Challenge - Retype the records below word for word and omit any image.

Records supplied -
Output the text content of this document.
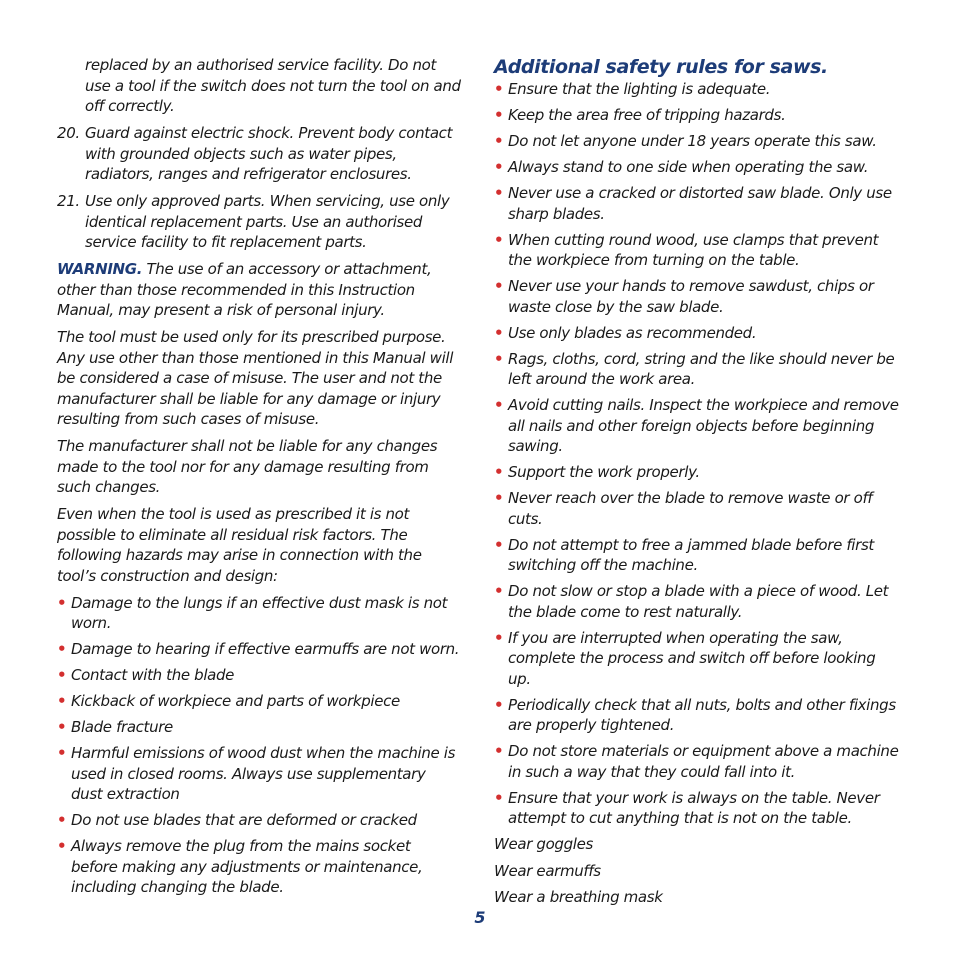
replaced by an authorised service facility. Do not use a tool if the switch does not turn the tool on and off correctly.

20. Guard against electric shock. Prevent body contact with grounded objects such as water pipes, radiators, ranges and refrigerator enclosures.

21. Use only approved parts. When servicing, use only identical replacement parts. Use an authorised service facility to fit replacement parts.

WARNING. The use of an accessory or attachment, other than those recommended in this Instruction Manual, may present a risk of personal injury.

The tool must be used only for its prescribed purpose. Any use other than those mentioned in this Manual will be considered a case of misuse. The user and not the manufacturer shall be liable for any damage or injury resulting from such cases of misuse.

The manufacturer shall not be liable for any changes made to the tool nor for any damage resulting from such changes.

Even when the tool is used as prescribed it is not possible to eliminate all residual risk factors. The following hazards may arise in connection with the tool’s construction and design:

• Damage to the lungs if an effective dust mask is not worn.
• Damage to hearing if effective earmuffs are not worn.
• Contact with the blade
• Kickback of workpiece and parts of workpiece
• Blade fracture
• Harmful emissions of wood dust when the machine is used in closed rooms. Always use supplementary dust extraction
• Do not use blades that are deformed or cracked
• Always remove the plug from the mains socket before making any adjustments or maintenance, including changing the blade.
Additional safety rules for saws.
• Ensure that the lighting is adequate.
• Keep the area free of tripping hazards.
• Do not let anyone under 18 years operate this saw.
• Always stand to one side when operating the saw.
• Never use a cracked or distorted saw blade. Only use sharp blades.
• When cutting round wood, use clamps that prevent the workpiece from turning on the table.
• Never use your hands to remove sawdust, chips or waste close by the saw blade.
• Use only blades as recommended.
• Rags, cloths, cord, string and the like should never be left around the work area.
• Avoid cutting nails. Inspect the workpiece and remove all nails and other foreign objects before beginning sawing.
• Support the work properly.
• Never reach over the blade to remove waste or off cuts.
• Do not attempt to free a jammed blade before first switching off the machine.
• Do not slow or stop a blade with a piece of wood. Let the blade come to rest naturally.
• If you are interrupted when operating the saw, complete the process and switch off before looking up.
• Periodically check that all nuts, bolts and other fixings are properly tightened.
• Do not store materials or equipment above a machine in such a way that they could fall into it.
• Ensure that your work is always on the table. Never attempt to cut anything that is not on the table.

Wear goggles

Wear earmuffs

Wear a breathing mask

5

Worked answer -
Output the text content of this document.
replaced by an authorised service facility. Do not use a tool if the switch does not turn the tool on and off correctly.

20. Guard against electric shock. Prevent body contact with grounded objects such as water pipes, radiators, ranges and refrigerator enclosures.

21. Use only approved parts. When servicing, use only identical replacement parts. Use an authorised service facility to fit replacement parts.

WARNING. The use of an accessory or attachment, other than those recommended in this Instruction Manual, may present a risk of personal injury.

The tool must be used only for its prescribed purpose. Any use other than those mentioned in this Manual will be considered a case of misuse. The user and not the manufacturer shall be liable for any damage or injury resulting from such cases of misuse.

The manufacturer shall not be liable for any changes made to the tool nor for any damage resulting from such changes.

Even when the tool is used as prescribed it is not possible to eliminate all residual risk factors. The following hazards may arise in connection with the tool’s construction and design:

• Damage to the lungs if an effective dust mask is not worn.
• Damage to hearing if effective earmuffs are not worn.
• Contact with the blade
• Kickback of workpiece and parts of workpiece
• Blade fracture
• Harmful emissions of wood dust when the machine is used in closed rooms. Always use supplementary dust extraction
• Do not use blades that are deformed or cracked
• Always remove the plug from the mains socket before making any adjustments or maintenance, including changing the blade.
Additional safety rules for saws.
• Ensure that the lighting is adequate.
• Keep the area free of tripping hazards.
• Do not let anyone under 18 years operate this saw.
• Always stand to one side when operating the saw.
• Never use a cracked or distorted saw blade. Only use sharp blades.
• When cutting round wood, use clamps that prevent the workpiece from turning on the table.
• Never use your hands to remove sawdust, chips or waste close by the saw blade.
• Use only blades as recommended.
• Rags, cloths, cord, string and the like should never be left around the work area.
• Avoid cutting nails. Inspect the workpiece and remove all nails and other foreign objects before beginning sawing.
• Support the work properly.
• Never reach over the blade to remove waste or off cuts.
• Do not attempt to free a jammed blade before first switching off the machine.
• Do not slow or stop a blade with a piece of wood. Let the blade come to rest naturally.
• If you are interrupted when operating the saw, complete the process and switch off before looking up.
• Periodically check that all nuts, bolts and other fixings are properly tightened.
• Do not store materials or equipment above a machine in such a way that they could fall into it.
• Ensure that your work is always on the table. Never attempt to cut anything that is not on the table.

Wear goggles

Wear earmuffs

Wear a breathing mask

5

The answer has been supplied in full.